START Extracted data

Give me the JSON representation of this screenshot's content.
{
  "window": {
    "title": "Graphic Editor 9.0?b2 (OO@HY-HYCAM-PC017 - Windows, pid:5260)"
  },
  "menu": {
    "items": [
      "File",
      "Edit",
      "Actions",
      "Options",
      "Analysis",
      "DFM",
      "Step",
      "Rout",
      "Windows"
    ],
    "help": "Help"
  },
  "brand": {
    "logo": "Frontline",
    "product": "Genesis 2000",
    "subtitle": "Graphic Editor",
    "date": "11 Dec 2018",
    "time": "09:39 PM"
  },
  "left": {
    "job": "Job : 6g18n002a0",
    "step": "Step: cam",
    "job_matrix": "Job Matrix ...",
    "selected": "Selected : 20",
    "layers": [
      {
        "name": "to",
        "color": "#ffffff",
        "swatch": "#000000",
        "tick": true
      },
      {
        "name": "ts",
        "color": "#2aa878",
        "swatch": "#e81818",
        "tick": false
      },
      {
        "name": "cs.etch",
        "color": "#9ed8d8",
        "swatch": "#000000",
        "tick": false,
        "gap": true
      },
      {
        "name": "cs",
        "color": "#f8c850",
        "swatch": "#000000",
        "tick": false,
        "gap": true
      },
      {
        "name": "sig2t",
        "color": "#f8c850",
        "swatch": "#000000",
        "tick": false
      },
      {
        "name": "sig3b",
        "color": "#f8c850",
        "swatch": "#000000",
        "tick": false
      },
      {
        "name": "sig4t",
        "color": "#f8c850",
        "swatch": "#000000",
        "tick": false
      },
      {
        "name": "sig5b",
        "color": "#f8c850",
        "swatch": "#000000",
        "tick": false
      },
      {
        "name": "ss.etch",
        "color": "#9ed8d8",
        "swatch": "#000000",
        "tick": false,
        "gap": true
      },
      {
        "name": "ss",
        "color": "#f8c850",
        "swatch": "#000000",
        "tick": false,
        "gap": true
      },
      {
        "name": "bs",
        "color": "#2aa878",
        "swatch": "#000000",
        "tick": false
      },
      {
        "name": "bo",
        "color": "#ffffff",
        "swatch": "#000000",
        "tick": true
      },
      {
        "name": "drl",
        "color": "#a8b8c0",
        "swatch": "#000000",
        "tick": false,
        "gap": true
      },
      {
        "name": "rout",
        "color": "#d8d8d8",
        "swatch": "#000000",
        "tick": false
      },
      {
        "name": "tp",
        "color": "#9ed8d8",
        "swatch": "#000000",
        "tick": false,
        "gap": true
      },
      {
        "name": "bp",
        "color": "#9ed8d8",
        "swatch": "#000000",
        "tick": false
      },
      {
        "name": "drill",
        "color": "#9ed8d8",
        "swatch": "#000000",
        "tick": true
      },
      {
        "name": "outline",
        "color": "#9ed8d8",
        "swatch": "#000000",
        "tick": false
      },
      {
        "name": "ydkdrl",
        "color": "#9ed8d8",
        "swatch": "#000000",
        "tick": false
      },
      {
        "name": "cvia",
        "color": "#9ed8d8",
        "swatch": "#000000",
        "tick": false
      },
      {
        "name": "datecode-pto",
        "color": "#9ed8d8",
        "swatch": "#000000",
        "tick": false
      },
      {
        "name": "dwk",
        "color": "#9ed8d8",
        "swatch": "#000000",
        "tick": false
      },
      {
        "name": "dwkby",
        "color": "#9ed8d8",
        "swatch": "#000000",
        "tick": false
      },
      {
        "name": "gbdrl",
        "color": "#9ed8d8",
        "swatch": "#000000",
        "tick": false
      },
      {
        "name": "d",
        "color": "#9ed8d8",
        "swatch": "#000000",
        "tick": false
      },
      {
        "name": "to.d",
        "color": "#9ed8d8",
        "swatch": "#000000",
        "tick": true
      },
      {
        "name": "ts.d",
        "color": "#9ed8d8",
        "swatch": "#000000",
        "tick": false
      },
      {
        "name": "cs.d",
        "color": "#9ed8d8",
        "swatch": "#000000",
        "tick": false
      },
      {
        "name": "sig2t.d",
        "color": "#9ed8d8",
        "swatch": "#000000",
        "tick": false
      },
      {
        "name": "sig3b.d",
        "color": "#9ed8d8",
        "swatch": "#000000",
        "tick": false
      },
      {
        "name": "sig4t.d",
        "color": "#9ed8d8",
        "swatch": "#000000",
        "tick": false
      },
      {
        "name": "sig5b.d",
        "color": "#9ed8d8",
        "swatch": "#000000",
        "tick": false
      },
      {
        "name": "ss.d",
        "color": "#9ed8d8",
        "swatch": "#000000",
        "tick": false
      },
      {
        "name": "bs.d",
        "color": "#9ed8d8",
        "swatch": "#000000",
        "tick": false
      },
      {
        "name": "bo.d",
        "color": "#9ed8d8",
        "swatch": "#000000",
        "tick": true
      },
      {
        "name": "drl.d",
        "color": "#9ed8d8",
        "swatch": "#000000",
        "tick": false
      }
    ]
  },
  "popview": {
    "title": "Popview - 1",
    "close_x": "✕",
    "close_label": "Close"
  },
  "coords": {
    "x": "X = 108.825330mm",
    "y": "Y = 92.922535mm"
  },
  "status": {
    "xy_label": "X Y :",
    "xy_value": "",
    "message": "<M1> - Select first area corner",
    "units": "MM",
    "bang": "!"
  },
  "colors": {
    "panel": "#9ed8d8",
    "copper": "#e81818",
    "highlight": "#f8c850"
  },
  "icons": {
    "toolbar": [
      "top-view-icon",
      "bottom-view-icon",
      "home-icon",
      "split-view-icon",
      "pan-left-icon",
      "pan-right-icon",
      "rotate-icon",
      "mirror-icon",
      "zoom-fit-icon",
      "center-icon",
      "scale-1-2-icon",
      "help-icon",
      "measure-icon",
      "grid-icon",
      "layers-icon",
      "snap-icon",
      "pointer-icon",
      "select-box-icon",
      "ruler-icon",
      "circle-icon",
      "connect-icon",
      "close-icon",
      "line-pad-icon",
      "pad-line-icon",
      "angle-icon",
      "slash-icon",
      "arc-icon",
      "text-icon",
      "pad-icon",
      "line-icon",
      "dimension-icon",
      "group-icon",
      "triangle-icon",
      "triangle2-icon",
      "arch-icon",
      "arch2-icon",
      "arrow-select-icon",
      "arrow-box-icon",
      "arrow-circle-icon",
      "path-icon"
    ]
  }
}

END Extracted data

## Task to carry out
Repeat the data word for word, leaving out no line.

## Answer for the task
Give me the JSON representation of this screenshot's content.
{
  "window": {
    "title": "Graphic Editor 9.0?b2 (OO@HY-HYCAM-PC017 - Windows, pid:5260)"
  },
  "menu": {
    "items": [
      "File",
      "Edit",
      "Actions",
      "Options",
      "Analysis",
      "DFM",
      "Step",
      "Rout",
      "Windows"
    ],
    "help": "Help"
  },
  "brand": {
    "logo": "Frontline",
    "product": "Genesis 2000",
    "subtitle": "Graphic Editor",
    "date": "11 Dec 2018",
    "time": "09:39 PM"
  },
  "left": {
    "job": "Job : 6g18n002a0",
    "step": "Step: cam",
    "job_matrix": "Job Matrix ...",
    "selected": "Selected : 20",
    "layers": [
      {
        "name": "to",
        "color": "#ffffff",
        "swatch": "#000000",
        "tick": true
      },
      {
        "name": "ts",
        "color": "#2aa878",
        "swatch": "#e81818",
        "tick": false
      },
      {
        "name": "cs.etch",
        "color": "#9ed8d8",
        "swatch": "#000000",
        "tick": false,
        "gap": true
      },
      {
        "name": "cs",
        "color": "#f8c850",
        "swatch": "#000000",
        "tick": false,
        "gap": true
      },
      {
        "name": "sig2t",
        "color": "#f8c850",
        "swatch": "#000000",
        "tick": false
      },
      {
        "name": "sig3b",
        "color": "#f8c850",
        "swatch": "#000000",
        "tick": false
      },
      {
        "name": "sig4t",
        "color": "#f8c850",
        "swatch": "#000000",
        "tick": false
      },
      {
        "name": "sig5b",
        "color": "#f8c850",
        "swatch": "#000000",
        "tick": false
      },
      {
        "name": "ss.etch",
        "color": "#9ed8d8",
        "swatch": "#000000",
        "tick": false,
        "gap": true
      },
      {
        "name": "ss",
        "color": "#f8c850",
        "swatch": "#000000",
        "tick": false,
        "gap": true
      },
      {
        "name": "bs",
        "color": "#2aa878",
        "swatch": "#000000",
        "tick": false
      },
      {
        "name": "bo",
        "color": "#ffffff",
        "swatch": "#000000",
        "tick": true
      },
      {
        "name": "drl",
        "color": "#a8b8c0",
        "swatch": "#000000",
        "tick": false,
        "gap": true
      },
      {
        "name": "rout",
        "color": "#d8d8d8",
        "swatch": "#000000",
        "tick": false
      },
      {
        "name": "tp",
        "color": "#9ed8d8",
        "swatch": "#000000",
        "tick": false,
        "gap": true
      },
      {
        "name": "bp",
        "color": "#9ed8d8",
        "swatch": "#000000",
        "tick": false
      },
      {
        "name": "drill",
        "color": "#9ed8d8",
        "swatch": "#000000",
        "tick": true
      },
      {
        "name": "outline",
        "color": "#9ed8d8",
        "swatch": "#000000",
        "tick": false
      },
      {
        "name": "ydkdrl",
        "color": "#9ed8d8",
        "swatch": "#000000",
        "tick": false
      },
      {
        "name": "cvia",
        "color": "#9ed8d8",
        "swatch": "#000000",
        "tick": false
      },
      {
        "name": "datecode-pto",
        "color": "#9ed8d8",
        "swatch": "#000000",
        "tick": false
      },
      {
        "name": "dwk",
        "color": "#9ed8d8",
        "swatch": "#000000",
        "tick": false
      },
      {
        "name": "dwkby",
        "color": "#9ed8d8",
        "swatch": "#000000",
        "tick": false
      },
      {
        "name": "gbdrl",
        "color": "#9ed8d8",
        "swatch": "#000000",
        "tick": false
      },
      {
        "name": "d",
        "color": "#9ed8d8",
        "swatch": "#000000",
        "tick": false
      },
      {
        "name": "to.d",
        "color": "#9ed8d8",
        "swatch": "#000000",
        "tick": true
      },
      {
        "name": "ts.d",
        "color": "#9ed8d8",
        "swatch": "#000000",
        "tick": false
      },
      {
        "name": "cs.d",
        "color": "#9ed8d8",
        "swatch": "#000000",
        "tick": false
      },
      {
        "name": "sig2t.d",
        "color": "#9ed8d8",
        "swatch": "#000000",
        "tick": false
      },
      {
        "name": "sig3b.d",
        "color": "#9ed8d8",
        "swatch": "#000000",
        "tick": false
      },
      {
        "name": "sig4t.d",
        "color": "#9ed8d8",
        "swatch": "#000000",
        "tick": false
      },
      {
        "name": "sig5b.d",
        "color": "#9ed8d8",
        "swatch": "#000000",
        "tick": false
      },
      {
        "name": "ss.d",
        "color": "#9ed8d8",
        "swatch": "#000000",
        "tick": false
      },
      {
        "name": "bs.d",
        "color": "#9ed8d8",
        "swatch": "#000000",
        "tick": false
      },
      {
        "name": "bo.d",
        "color": "#9ed8d8",
        "swatch": "#000000",
        "tick": true
      },
      {
        "name": "drl.d",
        "color": "#9ed8d8",
        "swatch": "#000000",
        "tick": false
      }
    ]
  },
  "popview": {
    "title": "Popview - 1",
    "close_x": "✕",
    "close_label": "Close"
  },
  "coords": {
    "x": "X = 108.825330mm",
    "y": "Y = 92.922535mm"
  },
  "status": {
    "xy_label": "X Y :",
    "xy_value": "",
    "message": "<M1> - Select first area corner",
    "units": "MM",
    "bang": "!"
  },
  "colors": {
    "panel": "#9ed8d8",
    "copper": "#e81818",
    "highlight": "#f8c850"
  },
  "icons": {
    "toolbar": [
      "top-view-icon",
      "bottom-view-icon",
      "home-icon",
      "split-view-icon",
      "pan-left-icon",
      "pan-right-icon",
      "rotate-icon",
      "mirror-icon",
      "zoom-fit-icon",
      "center-icon",
      "scale-1-2-icon",
      "help-icon",
      "measure-icon",
      "grid-icon",
      "layers-icon",
      "snap-icon",
      "pointer-icon",
      "select-box-icon",
      "ruler-icon",
      "circle-icon",
      "connect-icon",
      "close-icon",
      "line-pad-icon",
      "pad-line-icon",
      "angle-icon",
      "slash-icon",
      "arc-icon",
      "text-icon",
      "pad-icon",
      "line-icon",
      "dimension-icon",
      "group-icon",
      "triangle-icon",
      "triangle2-icon",
      "arch-icon",
      "arch2-icon",
      "arrow-select-icon",
      "arrow-box-icon",
      "arrow-circle-icon",
      "path-icon"
    ]
  }
}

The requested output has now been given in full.